## Directions for this task
Note how many lines hold "клиентами" and report that number by itself.

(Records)
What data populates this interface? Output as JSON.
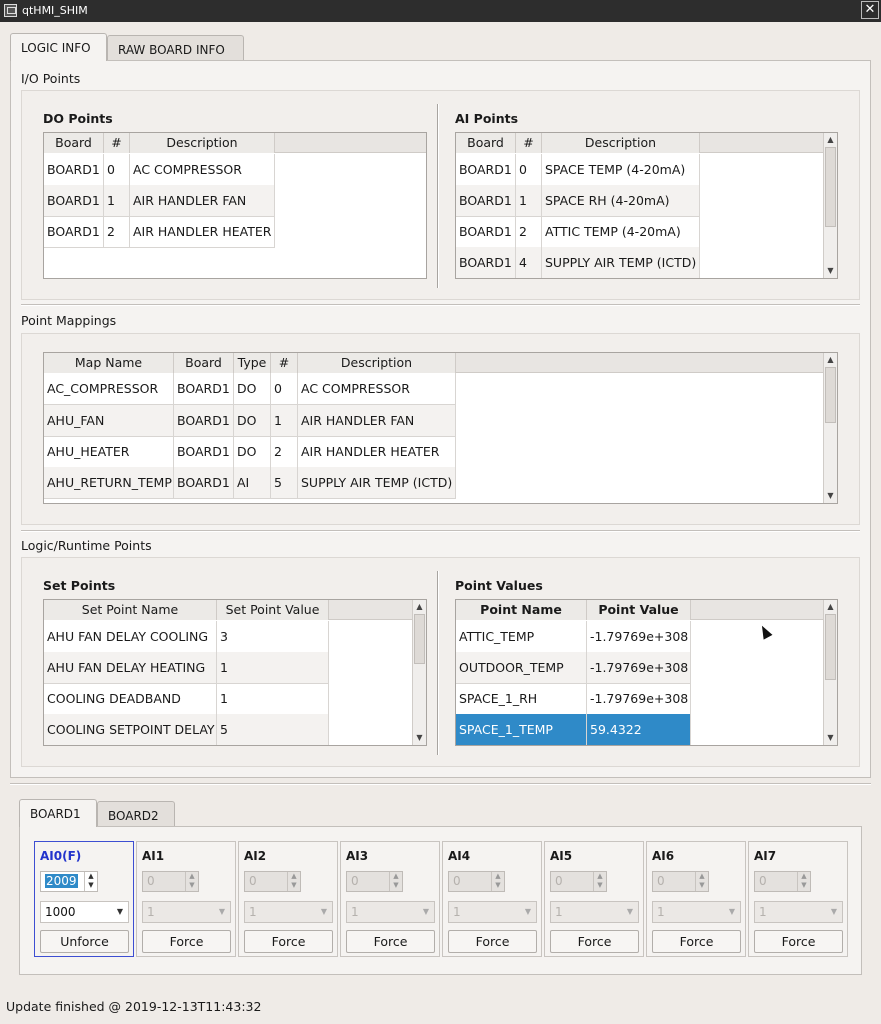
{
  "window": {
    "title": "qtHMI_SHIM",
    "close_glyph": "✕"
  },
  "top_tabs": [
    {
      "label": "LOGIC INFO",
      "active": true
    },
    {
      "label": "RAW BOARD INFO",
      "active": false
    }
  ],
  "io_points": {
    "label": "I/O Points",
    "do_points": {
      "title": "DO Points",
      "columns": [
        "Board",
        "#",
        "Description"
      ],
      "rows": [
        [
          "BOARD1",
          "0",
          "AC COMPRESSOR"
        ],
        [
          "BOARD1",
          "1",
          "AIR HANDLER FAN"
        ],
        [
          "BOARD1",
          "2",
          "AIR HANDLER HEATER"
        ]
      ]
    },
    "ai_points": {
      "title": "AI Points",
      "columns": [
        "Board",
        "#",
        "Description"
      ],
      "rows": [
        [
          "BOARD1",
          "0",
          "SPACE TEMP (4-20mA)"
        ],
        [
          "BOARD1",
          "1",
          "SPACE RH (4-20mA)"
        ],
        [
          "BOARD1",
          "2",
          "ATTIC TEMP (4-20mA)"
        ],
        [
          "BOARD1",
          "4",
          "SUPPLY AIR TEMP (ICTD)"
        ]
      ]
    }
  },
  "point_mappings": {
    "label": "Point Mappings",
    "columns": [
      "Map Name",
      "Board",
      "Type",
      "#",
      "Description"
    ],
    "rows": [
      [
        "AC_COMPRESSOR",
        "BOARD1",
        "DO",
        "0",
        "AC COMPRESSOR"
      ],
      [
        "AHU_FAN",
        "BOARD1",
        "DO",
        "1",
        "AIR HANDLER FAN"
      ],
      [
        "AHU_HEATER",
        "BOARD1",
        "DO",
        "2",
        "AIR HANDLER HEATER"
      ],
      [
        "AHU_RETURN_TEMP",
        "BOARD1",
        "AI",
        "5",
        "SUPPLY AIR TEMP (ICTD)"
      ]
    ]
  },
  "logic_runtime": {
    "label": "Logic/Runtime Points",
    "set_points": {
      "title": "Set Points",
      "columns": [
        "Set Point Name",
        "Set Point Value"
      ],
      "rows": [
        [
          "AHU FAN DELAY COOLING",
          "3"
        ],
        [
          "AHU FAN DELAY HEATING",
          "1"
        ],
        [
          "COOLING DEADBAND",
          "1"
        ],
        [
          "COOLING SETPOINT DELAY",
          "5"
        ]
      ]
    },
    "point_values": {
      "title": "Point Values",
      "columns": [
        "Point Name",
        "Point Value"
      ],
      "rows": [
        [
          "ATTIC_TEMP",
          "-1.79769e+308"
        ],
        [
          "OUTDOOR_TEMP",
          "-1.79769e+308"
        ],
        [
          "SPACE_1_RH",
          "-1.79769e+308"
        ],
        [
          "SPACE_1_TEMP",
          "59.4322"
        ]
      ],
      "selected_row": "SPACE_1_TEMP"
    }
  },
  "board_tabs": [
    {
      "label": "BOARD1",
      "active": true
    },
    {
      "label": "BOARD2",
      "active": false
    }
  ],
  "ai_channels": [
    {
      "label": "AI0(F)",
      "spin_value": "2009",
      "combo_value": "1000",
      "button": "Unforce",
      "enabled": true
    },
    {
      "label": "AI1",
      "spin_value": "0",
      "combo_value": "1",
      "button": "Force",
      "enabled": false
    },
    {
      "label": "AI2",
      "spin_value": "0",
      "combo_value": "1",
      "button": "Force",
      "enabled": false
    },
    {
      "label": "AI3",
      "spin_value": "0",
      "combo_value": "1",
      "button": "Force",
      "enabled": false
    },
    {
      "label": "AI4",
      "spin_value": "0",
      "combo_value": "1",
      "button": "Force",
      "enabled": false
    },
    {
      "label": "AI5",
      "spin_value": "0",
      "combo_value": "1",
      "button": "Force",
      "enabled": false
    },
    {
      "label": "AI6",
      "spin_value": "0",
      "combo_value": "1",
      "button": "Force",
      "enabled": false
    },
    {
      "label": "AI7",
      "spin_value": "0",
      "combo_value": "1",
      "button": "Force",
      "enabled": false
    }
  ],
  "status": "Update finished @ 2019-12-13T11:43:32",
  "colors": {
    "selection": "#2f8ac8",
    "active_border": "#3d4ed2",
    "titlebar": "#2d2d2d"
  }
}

...

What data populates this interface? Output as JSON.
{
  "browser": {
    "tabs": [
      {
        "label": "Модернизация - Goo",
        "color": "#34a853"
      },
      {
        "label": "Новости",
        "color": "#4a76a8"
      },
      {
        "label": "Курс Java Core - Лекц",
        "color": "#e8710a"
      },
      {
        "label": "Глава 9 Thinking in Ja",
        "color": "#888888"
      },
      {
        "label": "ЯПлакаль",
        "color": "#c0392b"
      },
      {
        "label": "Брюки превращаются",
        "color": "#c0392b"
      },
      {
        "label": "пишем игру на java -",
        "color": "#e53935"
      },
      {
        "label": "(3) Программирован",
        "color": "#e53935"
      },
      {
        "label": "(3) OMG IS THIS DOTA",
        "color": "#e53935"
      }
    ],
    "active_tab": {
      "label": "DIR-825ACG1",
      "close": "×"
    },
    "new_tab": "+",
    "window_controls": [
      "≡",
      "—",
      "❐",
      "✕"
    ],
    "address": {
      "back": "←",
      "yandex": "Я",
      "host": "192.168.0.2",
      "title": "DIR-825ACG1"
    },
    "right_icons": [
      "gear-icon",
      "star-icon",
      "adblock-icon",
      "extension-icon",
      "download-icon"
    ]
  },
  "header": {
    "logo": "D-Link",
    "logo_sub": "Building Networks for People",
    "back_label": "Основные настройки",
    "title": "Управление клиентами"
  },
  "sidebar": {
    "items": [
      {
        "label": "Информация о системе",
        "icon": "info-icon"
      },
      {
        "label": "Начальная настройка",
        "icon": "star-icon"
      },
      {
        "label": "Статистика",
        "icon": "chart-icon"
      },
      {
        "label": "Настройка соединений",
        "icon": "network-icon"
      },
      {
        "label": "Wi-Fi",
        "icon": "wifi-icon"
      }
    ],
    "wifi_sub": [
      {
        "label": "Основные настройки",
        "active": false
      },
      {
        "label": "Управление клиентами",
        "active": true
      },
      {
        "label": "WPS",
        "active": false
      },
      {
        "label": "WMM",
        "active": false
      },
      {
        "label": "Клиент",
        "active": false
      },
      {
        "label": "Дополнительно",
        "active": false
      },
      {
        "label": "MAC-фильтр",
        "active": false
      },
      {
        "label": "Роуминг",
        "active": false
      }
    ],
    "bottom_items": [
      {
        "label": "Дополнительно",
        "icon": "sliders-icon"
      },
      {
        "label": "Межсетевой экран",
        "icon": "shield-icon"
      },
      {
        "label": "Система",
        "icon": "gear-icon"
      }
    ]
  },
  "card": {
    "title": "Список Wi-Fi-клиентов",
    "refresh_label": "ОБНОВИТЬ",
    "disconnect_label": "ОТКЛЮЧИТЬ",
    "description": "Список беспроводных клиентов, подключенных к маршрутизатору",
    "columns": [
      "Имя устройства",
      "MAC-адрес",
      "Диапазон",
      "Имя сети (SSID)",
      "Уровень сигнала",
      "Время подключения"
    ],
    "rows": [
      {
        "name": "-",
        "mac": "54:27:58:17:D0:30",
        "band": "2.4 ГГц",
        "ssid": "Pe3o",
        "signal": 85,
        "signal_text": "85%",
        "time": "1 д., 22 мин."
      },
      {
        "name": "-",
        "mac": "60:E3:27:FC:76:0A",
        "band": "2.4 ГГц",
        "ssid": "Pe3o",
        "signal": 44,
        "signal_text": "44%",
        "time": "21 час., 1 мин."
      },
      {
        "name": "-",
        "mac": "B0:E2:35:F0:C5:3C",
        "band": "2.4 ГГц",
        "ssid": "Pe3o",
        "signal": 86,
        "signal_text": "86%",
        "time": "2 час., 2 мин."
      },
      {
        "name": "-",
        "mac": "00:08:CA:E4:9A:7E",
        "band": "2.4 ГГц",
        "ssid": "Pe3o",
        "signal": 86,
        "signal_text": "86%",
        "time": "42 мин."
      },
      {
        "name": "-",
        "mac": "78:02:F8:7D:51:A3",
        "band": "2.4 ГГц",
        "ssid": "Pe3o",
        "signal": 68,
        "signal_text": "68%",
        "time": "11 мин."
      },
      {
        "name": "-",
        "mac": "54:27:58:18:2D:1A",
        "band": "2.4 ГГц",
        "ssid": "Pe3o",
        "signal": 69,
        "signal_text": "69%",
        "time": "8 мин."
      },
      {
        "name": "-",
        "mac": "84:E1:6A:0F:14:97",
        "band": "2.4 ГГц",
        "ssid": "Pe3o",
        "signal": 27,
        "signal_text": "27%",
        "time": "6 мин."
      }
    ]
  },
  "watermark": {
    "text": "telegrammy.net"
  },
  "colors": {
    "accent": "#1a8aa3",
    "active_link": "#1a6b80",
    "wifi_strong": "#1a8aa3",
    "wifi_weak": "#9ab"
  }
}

## Exercise solution
2